Stated goal — Using the records below, locate all lines containing "этапе" and return them.

Exercise material —
- - - - -

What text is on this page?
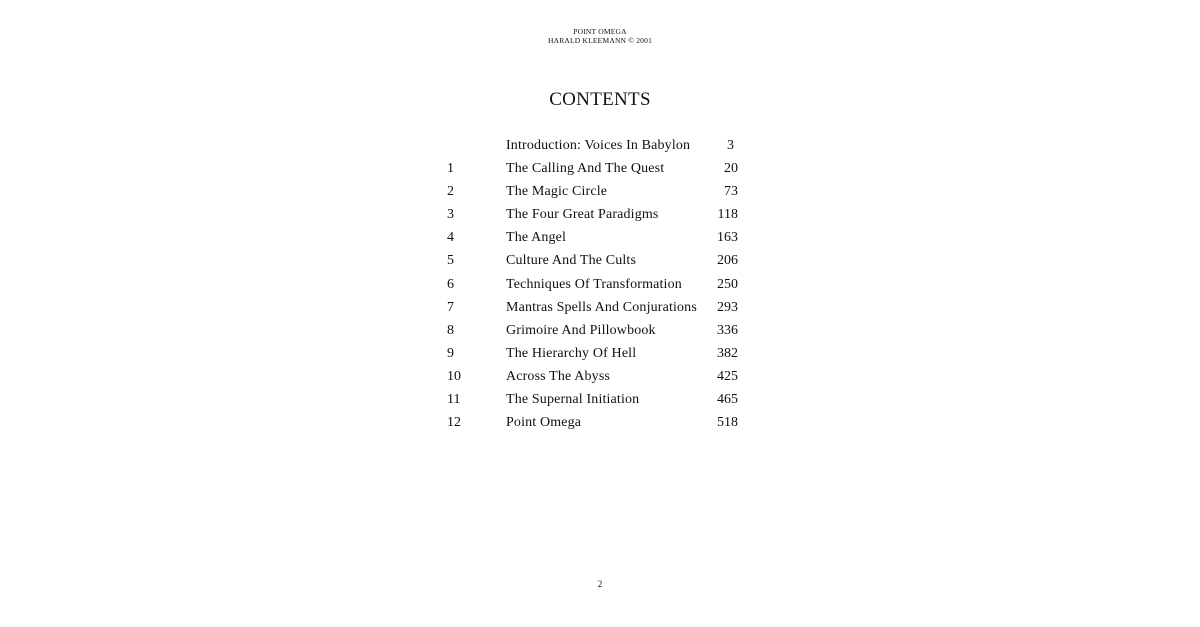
POINT OMEGA
HARALD KLEEMANN © 2001
CONTENTS
Introduction: Voices In Babylon	3
1	The Calling And The Quest	20
2	The Magic Circle	73
3	The Four Great Paradigms	118
4	The Angel	163
5	Culture And The Cults	206
6	Techniques Of Transformation	250
7	Mantras Spells And Conjurations	293
8	Grimoire And Pillowbook	336
9	The Hierarchy Of Hell	382
10	Across The Abyss	425
11	The Supernal Initiation	465
12	Point Omega	518
2
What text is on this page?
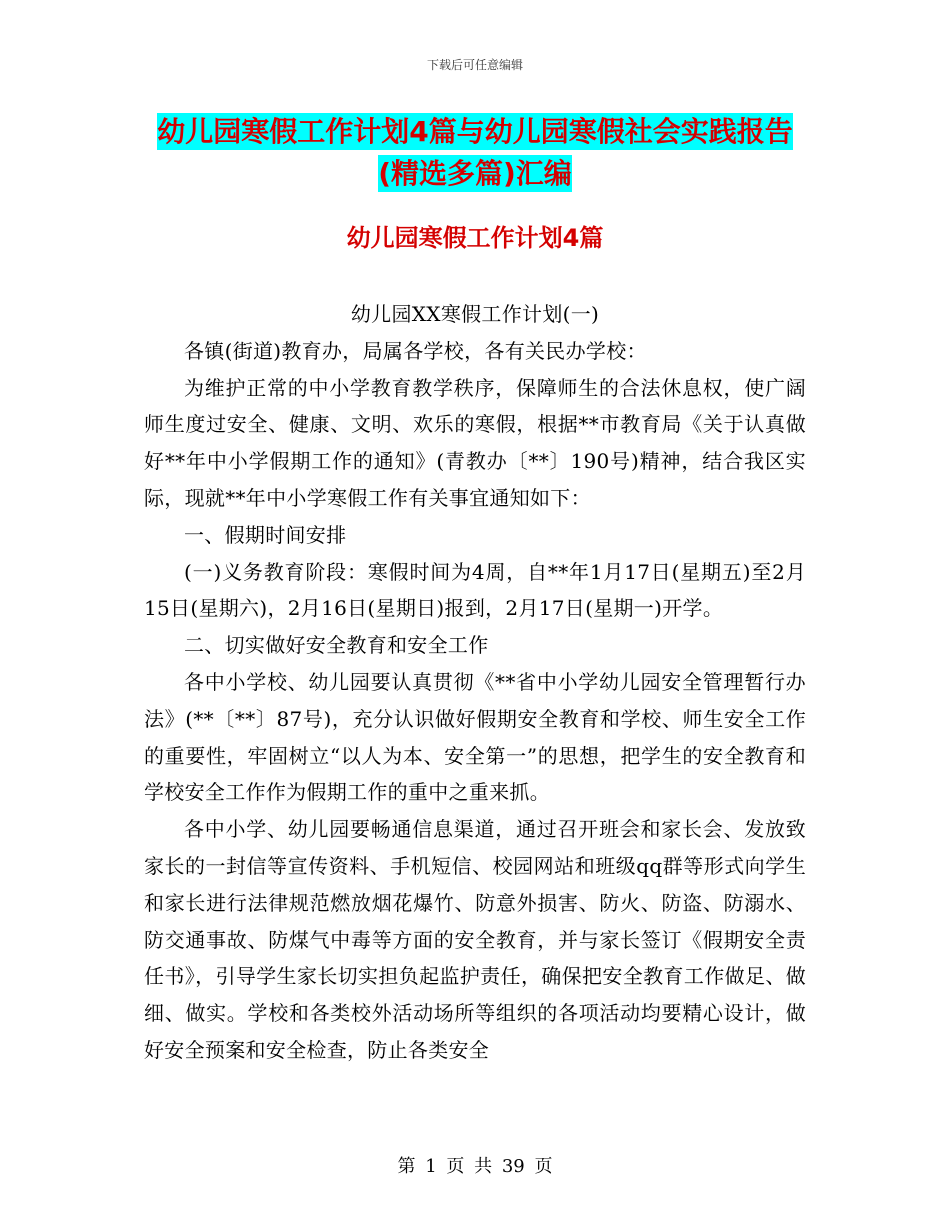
下载后可任意编辑
幼儿园寒假工作计划4篇与幼儿园寒假社会实践报告
(精选多篇)汇编
幼儿园寒假工作计划4篇

幼儿园XX寒假工作计划(一)

各镇(街道)教育办，局属各学校，各有关民办学校：

为维护正常的中小学教育教学秩序，保障师生的合法休息权，使广阔师生度过安全、健康、文明、欢乐的寒假，根据**市教育局《关于认真做好**年中小学假期工作的通知》(青教办〔**〕190号)精神，结合我区实际，现就**年中小学寒假工作有关事宜通知如下：

一、假期时间安排

(一)义务教育阶段：寒假时间为4周，自**年1月17日(星期五)至2月15日(星期六)，2月16日(星期日)报到，2月17日(星期一)开学。

二、切实做好安全教育和安全工作

各中小学校、幼儿园要认真贯彻《**省中小学幼儿园安全管理暂行办法》(**〔**〕87号)，充分认识做好假期安全教育和学校、师生安全工作的重要性，牢固树立“以人为本、安全第一”的思想，把学生的安全教育和学校安全工作作为假期工作的重中之重来抓。

各中小学、幼儿园要畅通信息渠道，通过召开班会和家长会、发放致家长的一封信等宣传资料、手机短信、校园网站和班级qq群等形式向学生和家长进行法律规范燃放烟花爆竹、防意外损害、防火、防盗、防溺水、防交通事故、防煤气中毒等方面的安全教育，并与家长签订《假期安全责任书》，引导学生家长切实担负起监护责任，确保把安全教育工作做足、做细、做实。学校和各类校外活动场所等组织的各项活动均要精心设计，做好安全预案和安全检查，防止各类安全

第 1 页 共 39 页
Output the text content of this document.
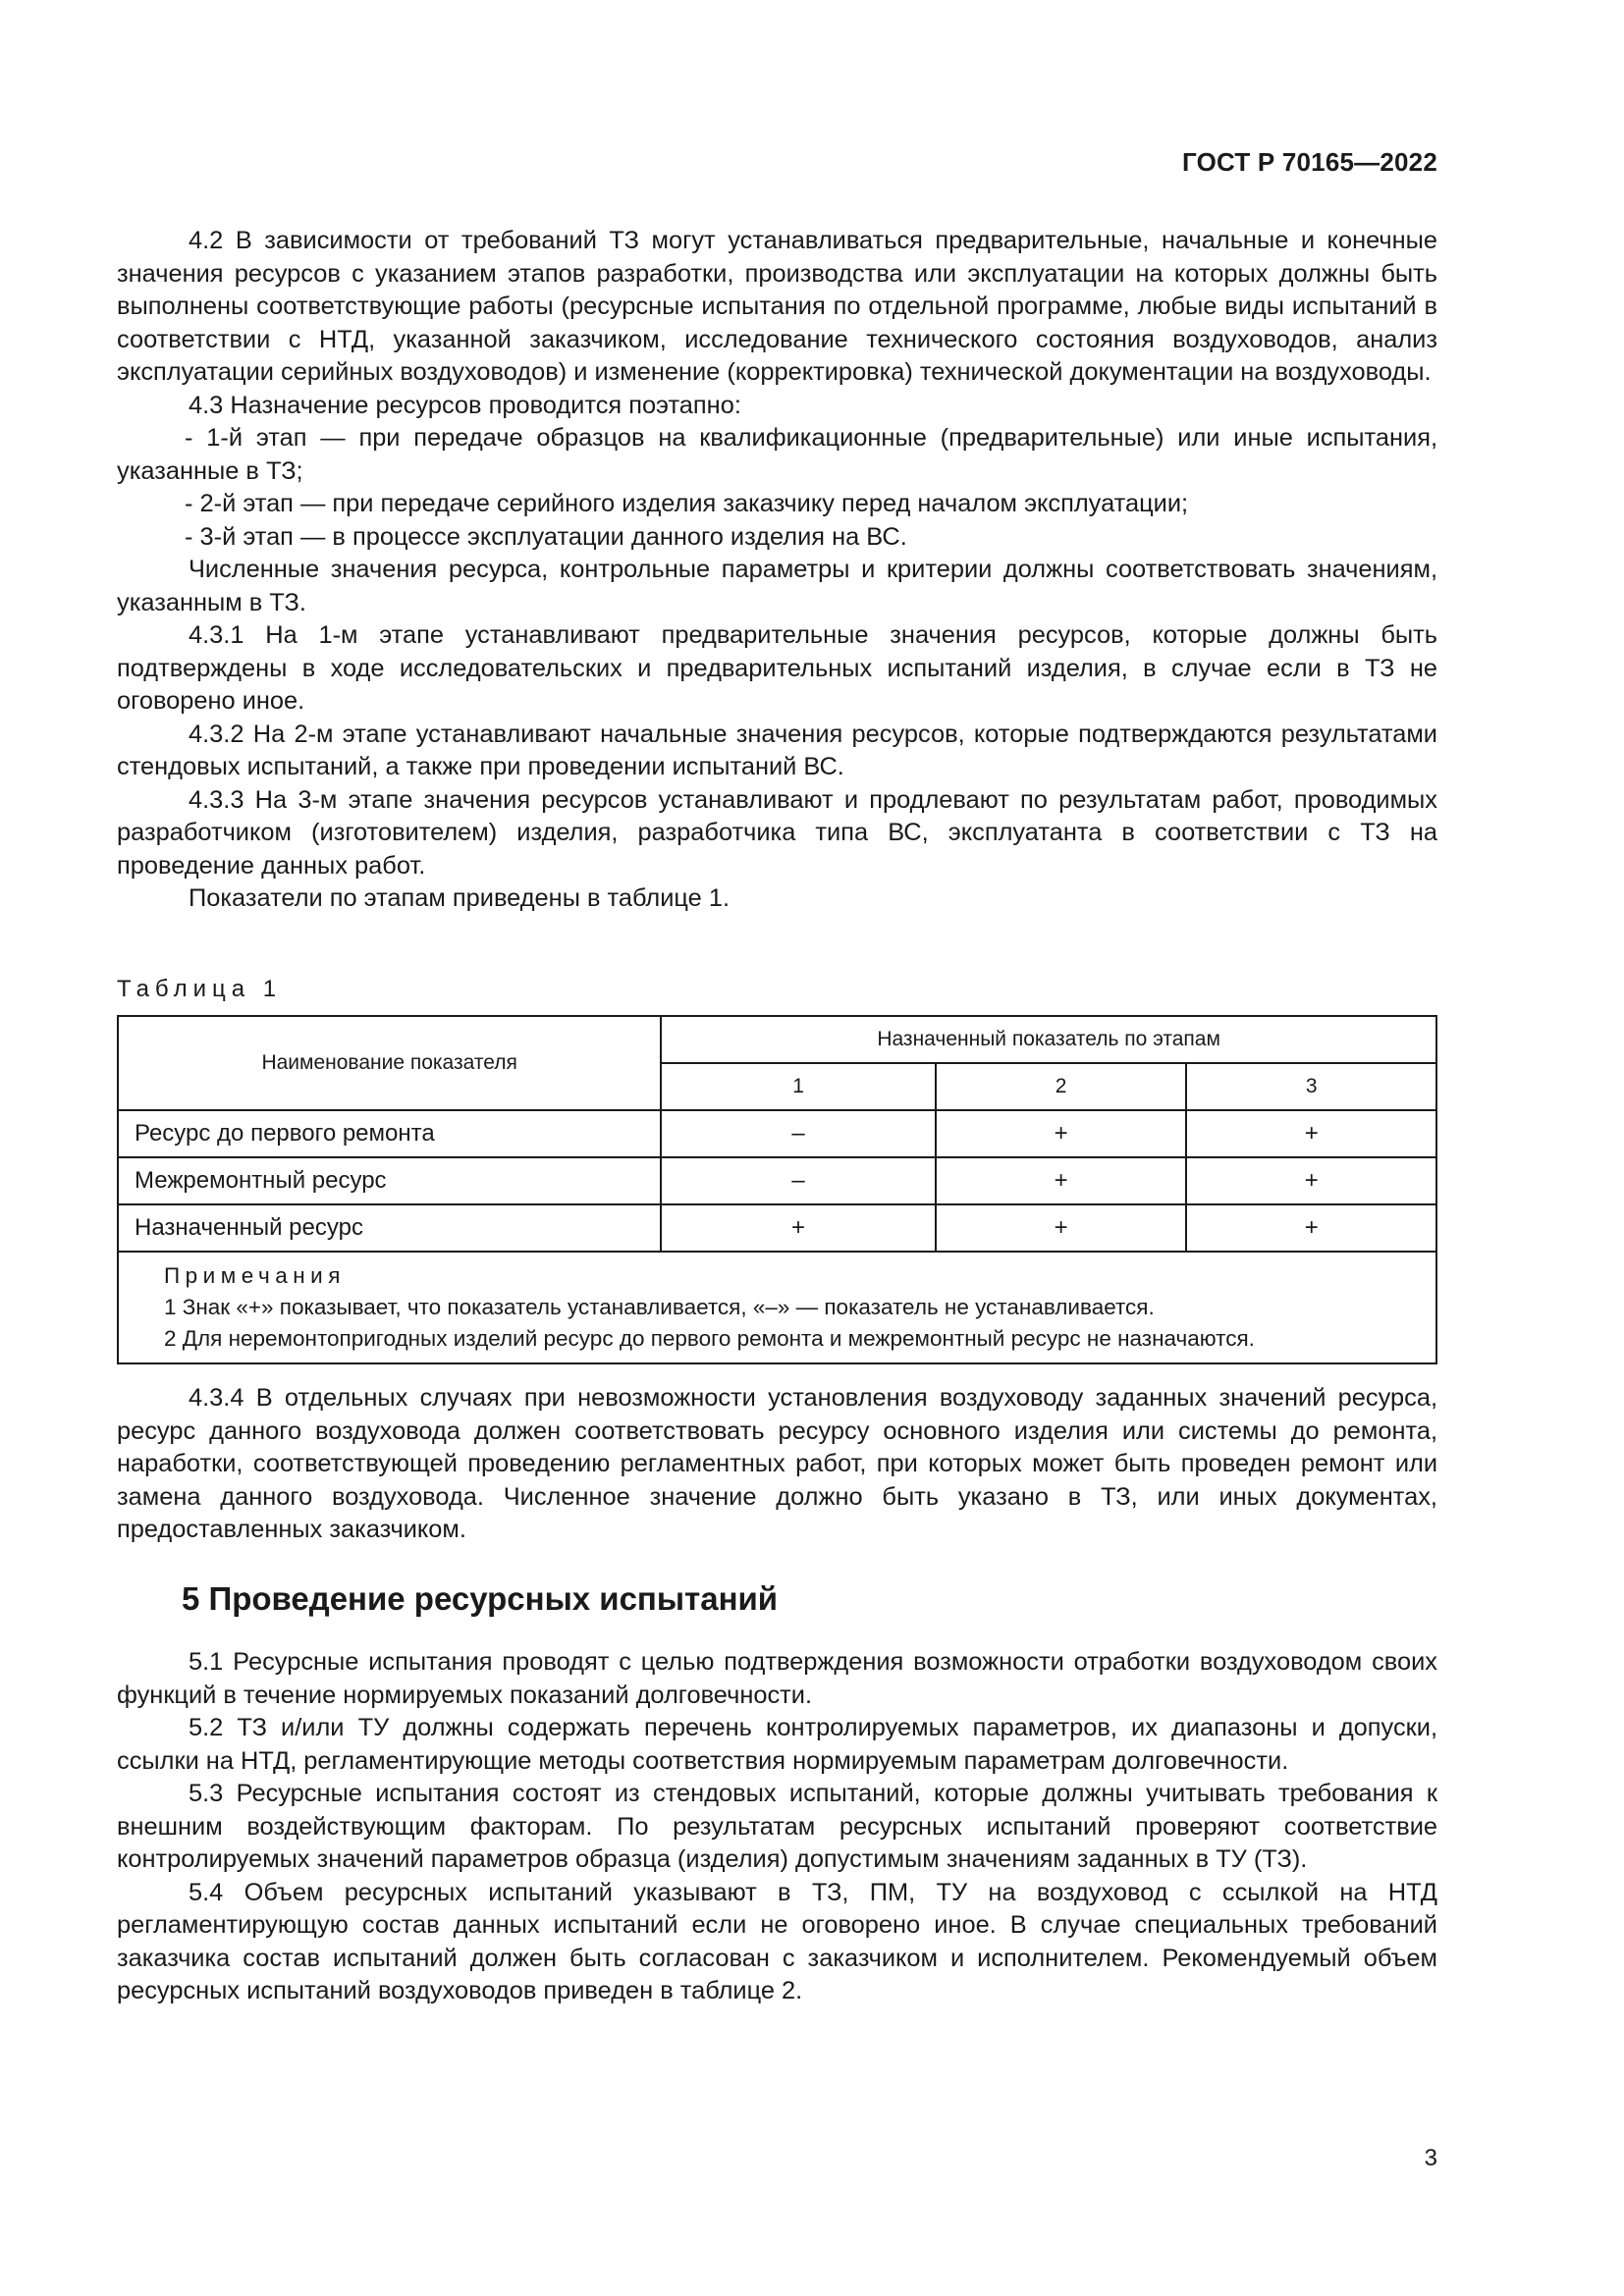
ГОСТ Р 70165—2022

4.2 В зависимости от требований ТЗ могут устанавливаться предварительные, начальные и конечные значения ресурсов с указанием этапов разработки, производства или эксплуатации на которых должны быть выполнены соответствующие работы (ресурсные испытания по отдельной программе, любые виды испытаний в соответствии с НТД, указанной заказчиком, исследование технического состояния воздуховодов, анализ эксплуатации серийных воздуховодов) и изменение (корректировка) технической документации на воздуховоды.

4.3 Назначение ресурсов проводится поэтапно:

- 1-й этап — при передаче образцов на квалификационные (предварительные) или иные испытания, указанные в ТЗ;

- 2-й этап — при передаче серийного изделия заказчику перед началом эксплуатации;

- 3-й этап — в процессе эксплуатации данного изделия на ВС.

Численные значения ресурса, контрольные параметры и критерии должны соответствовать значениям, указанным в ТЗ.

4.3.1 На 1-м этапе устанавливают предварительные значения ресурсов, которые должны быть подтверждены в ходе исследовательских и предварительных испытаний изделия, в случае если в ТЗ не оговорено иное.

4.3.2 На 2-м этапе устанавливают начальные значения ресурсов, которые подтверждаются результатами стендовых испытаний, а также при проведении испытаний ВС.

4.3.3 На 3-м этапе значения ресурсов устанавливают и продлевают по результатам работ, проводимых разработчиком (изготовителем) изделия, разработчика типа ВС, эксплуатанта в соответствии с ТЗ на проведение данных работ.

Показатели по этапам приведены в таблице 1.

Таблица 1

Наименование показателя	Назначенный показатель по этапам		
	1	2	3
Ресурс до первого ремонта	–	+	+
Межремонтный ресурс	–	+	+
Назначенный ресурс	+	+	+

Примечания
1 Знак «+» показывает, что показатель устанавливается, «–» — показатель не устанавливается.
2 Для неремонтопригодных изделий ресурс до первого ремонта и межремонтный ресурс не назначаются.			

4.3.4 В отдельных случаях при невозможности установления воздуховоду заданных значений ресурса, ресурс данного воздуховода должен соответствовать ресурсу основного изделия или системы до ремонта, наработки, соответствующей проведению регламентных работ, при которых может быть проведен ремонт или замена данного воздуховода. Численное значение должно быть указано в ТЗ, или иных документах, предоставленных заказчиком.

5 Проведение ресурсных испытаний

5.1 Ресурсные испытания проводят с целью подтверждения возможности отработки воздуховодом своих функций в течение нормируемых показаний долговечности.

5.2 ТЗ и/или ТУ должны содержать перечень контролируемых параметров, их диапазоны и допуски, ссылки на НТД, регламентирующие методы соответствия нормируемым параметрам долговечности.

5.3 Ресурсные испытания состоят из стендовых испытаний, которые должны учитывать требования к внешним воздействующим факторам. По результатам ресурсных испытаний проверяют соответствие контролируемых значений параметров образца (изделия) допустимым значениям заданных в ТУ (ТЗ).

5.4 Объем ресурсных испытаний указывают в ТЗ, ПМ, ТУ на воздуховод с ссылкой на НТД регламентирующую состав данных испытаний если не оговорено иное. В случае специальных требований заказчика состав испытаний должен быть согласован с заказчиком и исполнителем. Рекомендуемый объем ресурсных испытаний воздуховодов приведен в таблице 2.

3
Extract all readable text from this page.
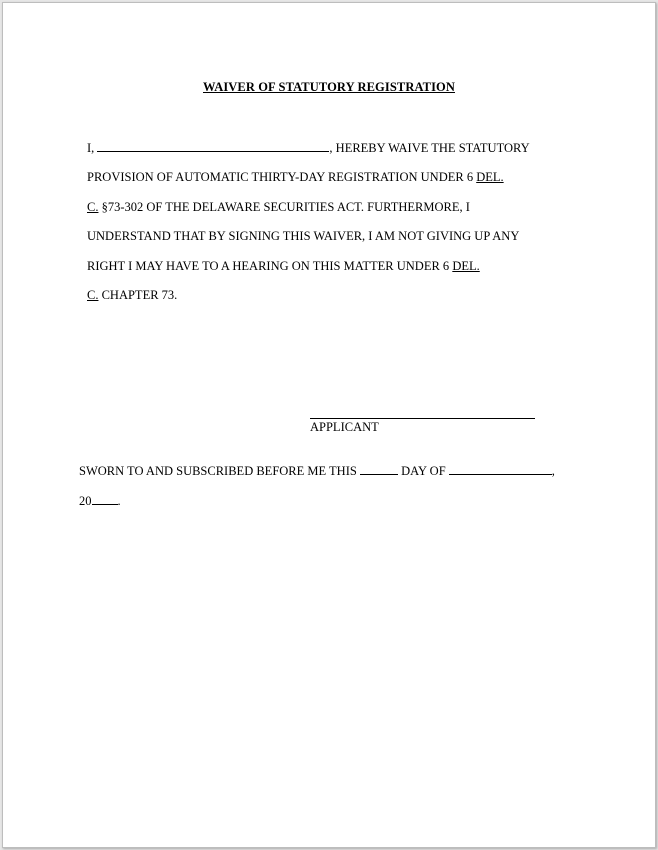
WAIVER OF STATUTORY REGISTRATION
I,	, HEREBY WAIVE THE STATUTORY
PROVISION OF AUTOMATIC THIRTY-DAY REGISTRATION UNDER 6 DEL.
C. §73-302 OF THE DELAWARE SECURITIES ACT. FURTHERMORE, I
UNDERSTAND THAT BY SIGNING THIS WAIVER, I AM NOT GIVING UP ANY
RIGHT I MAY HAVE TO A HEARING ON THIS MATTER UNDER 6 DEL.
C. CHAPTER 73.
APPLICANT
SWORN TO AND SUBSCRIBED BEFORE ME THIS	DAY OF	,
20 .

- - - - -

Solution to the problem —
4.3.1 На 1-м этапе устанавливают предварительные значения ресурсов, которые должны быть подтверждены в ходе исследовательских и предварительных испытаний изделия, в случае если в ТЗ не оговорено иное.
4.3.2 На 2-м этапе устанавливают начальные значения ресурсов, которые подтверждаются результатами стендовых испытаний, а также при проведении испытаний ВС.
4.3.3 На 3-м этапе значения ресурсов устанавливают и продлевают по результатам работ, проводимых разработчиком (изготовителем) изделия, разработчика типа ВС, эксплуатанта в соответствии с ТЗ на проведение данных работ.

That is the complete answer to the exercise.